== Short task ==
Report the count of lines that carry the string "title", and add nothing.

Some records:
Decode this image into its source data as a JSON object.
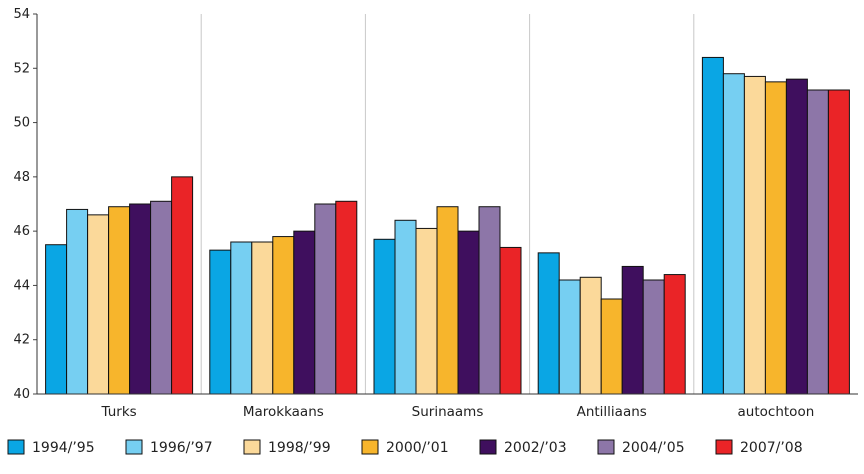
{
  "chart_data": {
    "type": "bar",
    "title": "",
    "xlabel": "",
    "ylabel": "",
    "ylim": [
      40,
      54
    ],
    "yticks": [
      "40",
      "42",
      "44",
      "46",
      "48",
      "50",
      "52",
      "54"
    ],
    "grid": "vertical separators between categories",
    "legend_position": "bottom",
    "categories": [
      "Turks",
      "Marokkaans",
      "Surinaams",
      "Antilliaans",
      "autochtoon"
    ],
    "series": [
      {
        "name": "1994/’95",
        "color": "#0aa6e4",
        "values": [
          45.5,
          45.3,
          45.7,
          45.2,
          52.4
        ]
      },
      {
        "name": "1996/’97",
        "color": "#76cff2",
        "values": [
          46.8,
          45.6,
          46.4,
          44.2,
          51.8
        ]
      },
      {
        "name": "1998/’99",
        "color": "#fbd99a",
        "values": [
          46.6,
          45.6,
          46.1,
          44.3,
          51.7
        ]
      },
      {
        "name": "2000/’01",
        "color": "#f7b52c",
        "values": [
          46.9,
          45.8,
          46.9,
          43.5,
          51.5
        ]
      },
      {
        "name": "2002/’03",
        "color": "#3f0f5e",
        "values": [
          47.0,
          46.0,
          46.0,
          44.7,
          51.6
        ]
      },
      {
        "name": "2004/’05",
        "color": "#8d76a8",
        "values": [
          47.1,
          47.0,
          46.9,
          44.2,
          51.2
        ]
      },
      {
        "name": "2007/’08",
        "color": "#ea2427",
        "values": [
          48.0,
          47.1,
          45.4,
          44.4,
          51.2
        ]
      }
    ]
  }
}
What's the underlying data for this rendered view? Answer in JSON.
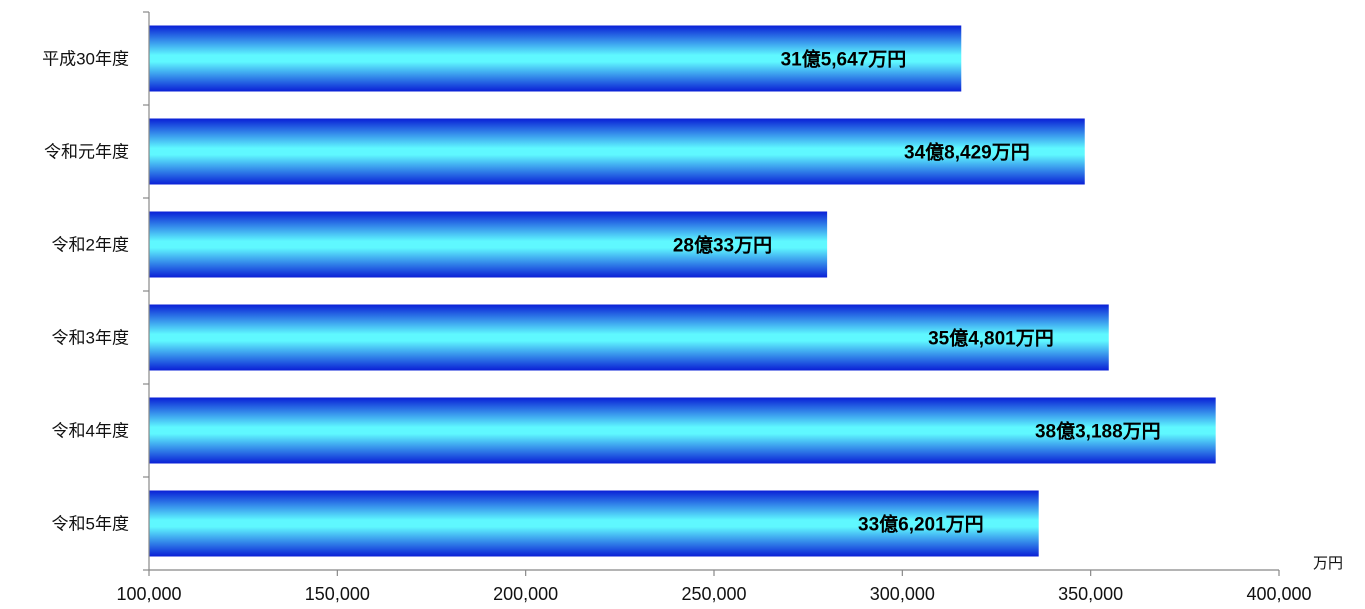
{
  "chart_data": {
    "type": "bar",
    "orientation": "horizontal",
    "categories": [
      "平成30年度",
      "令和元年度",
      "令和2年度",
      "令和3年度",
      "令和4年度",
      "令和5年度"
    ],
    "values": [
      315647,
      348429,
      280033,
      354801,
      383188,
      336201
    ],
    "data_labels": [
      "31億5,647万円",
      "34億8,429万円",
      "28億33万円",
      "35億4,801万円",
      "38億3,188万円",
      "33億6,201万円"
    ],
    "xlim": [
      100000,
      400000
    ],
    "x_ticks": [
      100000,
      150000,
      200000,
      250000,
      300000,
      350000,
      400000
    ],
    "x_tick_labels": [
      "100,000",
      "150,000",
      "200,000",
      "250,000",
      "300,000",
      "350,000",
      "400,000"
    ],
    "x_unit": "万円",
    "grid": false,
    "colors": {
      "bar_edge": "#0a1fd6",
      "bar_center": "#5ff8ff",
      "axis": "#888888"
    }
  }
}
---
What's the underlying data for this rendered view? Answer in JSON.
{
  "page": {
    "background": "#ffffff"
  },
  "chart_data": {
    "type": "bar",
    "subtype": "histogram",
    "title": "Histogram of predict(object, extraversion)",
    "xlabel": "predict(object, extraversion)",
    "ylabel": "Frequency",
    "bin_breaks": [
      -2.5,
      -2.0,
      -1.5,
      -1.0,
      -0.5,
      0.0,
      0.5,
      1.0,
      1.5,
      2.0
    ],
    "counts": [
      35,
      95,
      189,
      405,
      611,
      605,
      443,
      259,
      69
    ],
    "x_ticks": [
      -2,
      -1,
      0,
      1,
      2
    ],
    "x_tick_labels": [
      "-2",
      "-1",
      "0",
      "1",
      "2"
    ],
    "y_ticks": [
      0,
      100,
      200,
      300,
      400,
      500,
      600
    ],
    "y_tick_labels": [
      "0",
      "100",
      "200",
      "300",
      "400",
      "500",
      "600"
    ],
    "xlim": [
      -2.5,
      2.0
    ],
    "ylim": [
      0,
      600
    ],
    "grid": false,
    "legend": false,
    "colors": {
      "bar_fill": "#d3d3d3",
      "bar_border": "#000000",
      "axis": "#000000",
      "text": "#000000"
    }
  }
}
...
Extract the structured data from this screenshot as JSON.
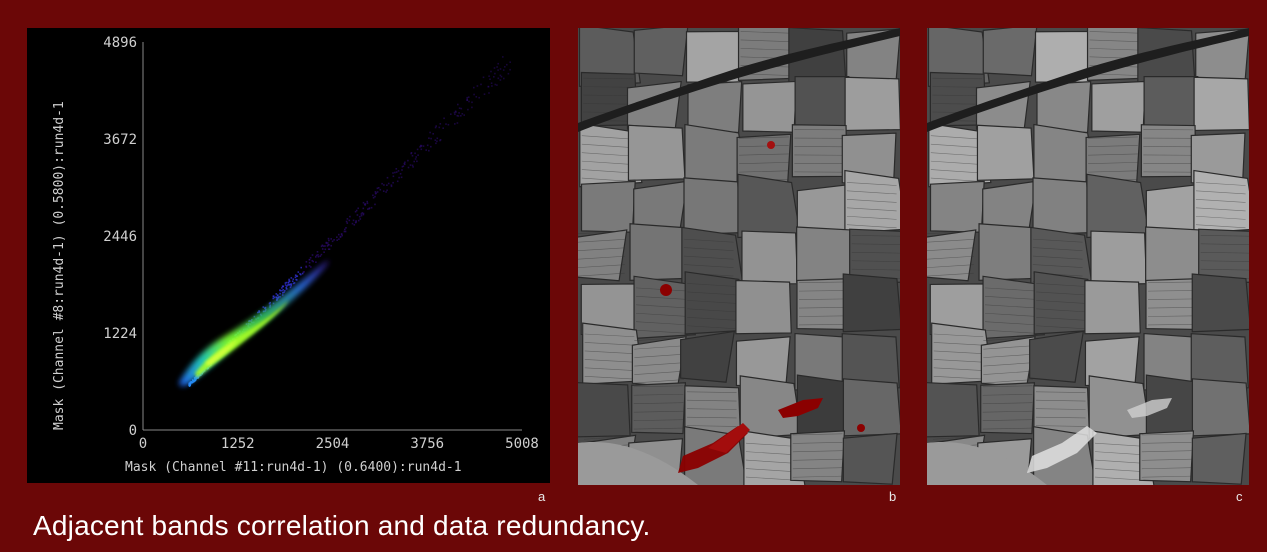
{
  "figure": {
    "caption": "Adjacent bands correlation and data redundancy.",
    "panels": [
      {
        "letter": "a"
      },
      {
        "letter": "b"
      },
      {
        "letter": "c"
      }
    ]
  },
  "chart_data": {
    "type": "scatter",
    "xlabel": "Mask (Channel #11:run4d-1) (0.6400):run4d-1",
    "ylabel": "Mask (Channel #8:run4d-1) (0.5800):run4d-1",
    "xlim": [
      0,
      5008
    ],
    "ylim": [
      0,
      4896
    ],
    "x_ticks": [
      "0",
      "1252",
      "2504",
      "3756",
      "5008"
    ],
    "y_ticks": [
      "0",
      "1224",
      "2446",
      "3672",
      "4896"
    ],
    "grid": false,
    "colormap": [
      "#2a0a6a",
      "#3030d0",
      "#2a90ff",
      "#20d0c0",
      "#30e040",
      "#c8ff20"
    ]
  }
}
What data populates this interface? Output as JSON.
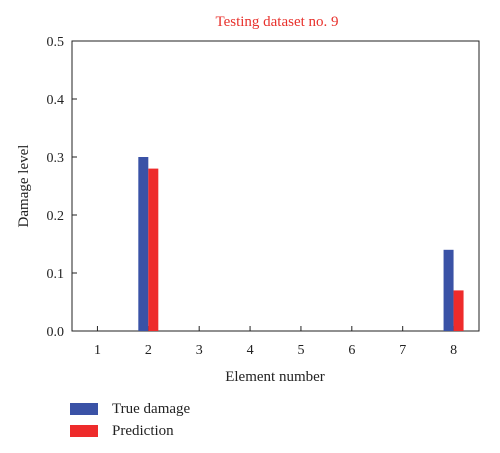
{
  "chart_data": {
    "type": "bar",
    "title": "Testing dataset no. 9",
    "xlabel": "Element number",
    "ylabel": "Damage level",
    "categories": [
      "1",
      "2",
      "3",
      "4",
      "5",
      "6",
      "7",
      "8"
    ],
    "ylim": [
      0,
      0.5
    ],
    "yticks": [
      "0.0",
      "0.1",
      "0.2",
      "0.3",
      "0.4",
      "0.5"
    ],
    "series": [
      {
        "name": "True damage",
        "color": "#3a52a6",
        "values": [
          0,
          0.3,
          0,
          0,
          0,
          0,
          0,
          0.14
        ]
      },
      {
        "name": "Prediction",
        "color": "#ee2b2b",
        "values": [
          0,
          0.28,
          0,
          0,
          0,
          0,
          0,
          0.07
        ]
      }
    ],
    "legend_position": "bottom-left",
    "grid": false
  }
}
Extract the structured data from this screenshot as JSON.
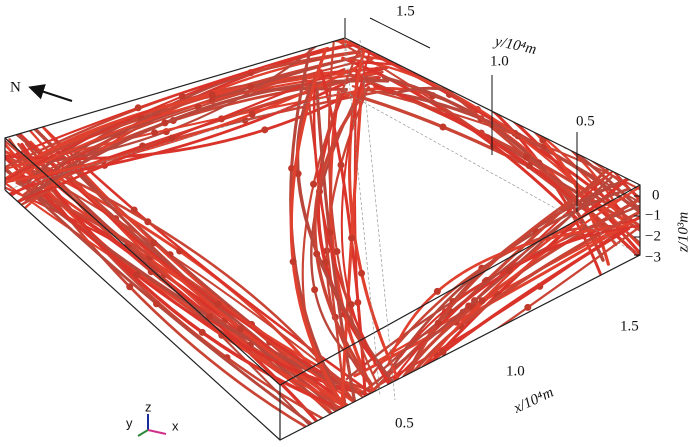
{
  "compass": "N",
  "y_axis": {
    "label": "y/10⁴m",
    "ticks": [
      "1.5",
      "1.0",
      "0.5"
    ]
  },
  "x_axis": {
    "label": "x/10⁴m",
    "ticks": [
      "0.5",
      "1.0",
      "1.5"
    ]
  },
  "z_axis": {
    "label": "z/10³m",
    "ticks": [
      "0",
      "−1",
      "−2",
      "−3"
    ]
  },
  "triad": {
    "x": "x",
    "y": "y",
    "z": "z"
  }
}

== Output ==
3